(Records about charts and figures)
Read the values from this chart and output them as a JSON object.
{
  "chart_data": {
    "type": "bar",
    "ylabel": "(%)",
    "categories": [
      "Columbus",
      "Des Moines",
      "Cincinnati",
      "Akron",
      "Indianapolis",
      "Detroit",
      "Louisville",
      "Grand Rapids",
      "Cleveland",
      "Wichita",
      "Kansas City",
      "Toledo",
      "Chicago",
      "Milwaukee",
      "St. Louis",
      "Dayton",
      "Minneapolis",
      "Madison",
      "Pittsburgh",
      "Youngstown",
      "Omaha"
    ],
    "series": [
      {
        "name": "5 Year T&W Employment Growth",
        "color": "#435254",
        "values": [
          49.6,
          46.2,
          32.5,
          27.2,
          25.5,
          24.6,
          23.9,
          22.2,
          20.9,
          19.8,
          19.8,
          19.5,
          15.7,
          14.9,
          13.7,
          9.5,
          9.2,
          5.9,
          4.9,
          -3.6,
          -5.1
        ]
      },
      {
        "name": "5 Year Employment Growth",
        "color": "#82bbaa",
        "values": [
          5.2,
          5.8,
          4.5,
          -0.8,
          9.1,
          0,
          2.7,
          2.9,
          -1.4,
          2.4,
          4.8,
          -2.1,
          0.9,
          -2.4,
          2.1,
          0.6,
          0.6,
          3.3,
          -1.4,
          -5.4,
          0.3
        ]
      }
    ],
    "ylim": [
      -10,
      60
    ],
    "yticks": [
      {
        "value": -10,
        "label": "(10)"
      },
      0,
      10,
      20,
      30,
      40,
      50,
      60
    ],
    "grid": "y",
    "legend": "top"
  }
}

▶ _Prompt_
Give the entries once more, exactly as they appear.

▶ _Answer for this exercise_
Read the values from this chart and output them as a JSON object.
{
  "chart_data": {
    "type": "bar",
    "ylabel": "(%)",
    "categories": [
      "Columbus",
      "Des Moines",
      "Cincinnati",
      "Akron",
      "Indianapolis",
      "Detroit",
      "Louisville",
      "Grand Rapids",
      "Cleveland",
      "Wichita",
      "Kansas City",
      "Toledo",
      "Chicago",
      "Milwaukee",
      "St. Louis",
      "Dayton",
      "Minneapolis",
      "Madison",
      "Pittsburgh",
      "Youngstown",
      "Omaha"
    ],
    "series": [
      {
        "name": "5 Year T&W Employment Growth",
        "color": "#435254",
        "values": [
          49.6,
          46.2,
          32.5,
          27.2,
          25.5,
          24.6,
          23.9,
          22.2,
          20.9,
          19.8,
          19.8,
          19.5,
          15.7,
          14.9,
          13.7,
          9.5,
          9.2,
          5.9,
          4.9,
          -3.6,
          -5.1
        ]
      },
      {
        "name": "5 Year Employment Growth",
        "color": "#82bbaa",
        "values": [
          5.2,
          5.8,
          4.5,
          -0.8,
          9.1,
          0,
          2.7,
          2.9,
          -1.4,
          2.4,
          4.8,
          -2.1,
          0.9,
          -2.4,
          2.1,
          0.6,
          0.6,
          3.3,
          -1.4,
          -5.4,
          0.3
        ]
      }
    ],
    "ylim": [
      -10,
      60
    ],
    "yticks": [
      {
        "value": -10,
        "label": "(10)"
      },
      0,
      10,
      20,
      30,
      40,
      50,
      60
    ],
    "grid": "y",
    "legend": "top"
  }
}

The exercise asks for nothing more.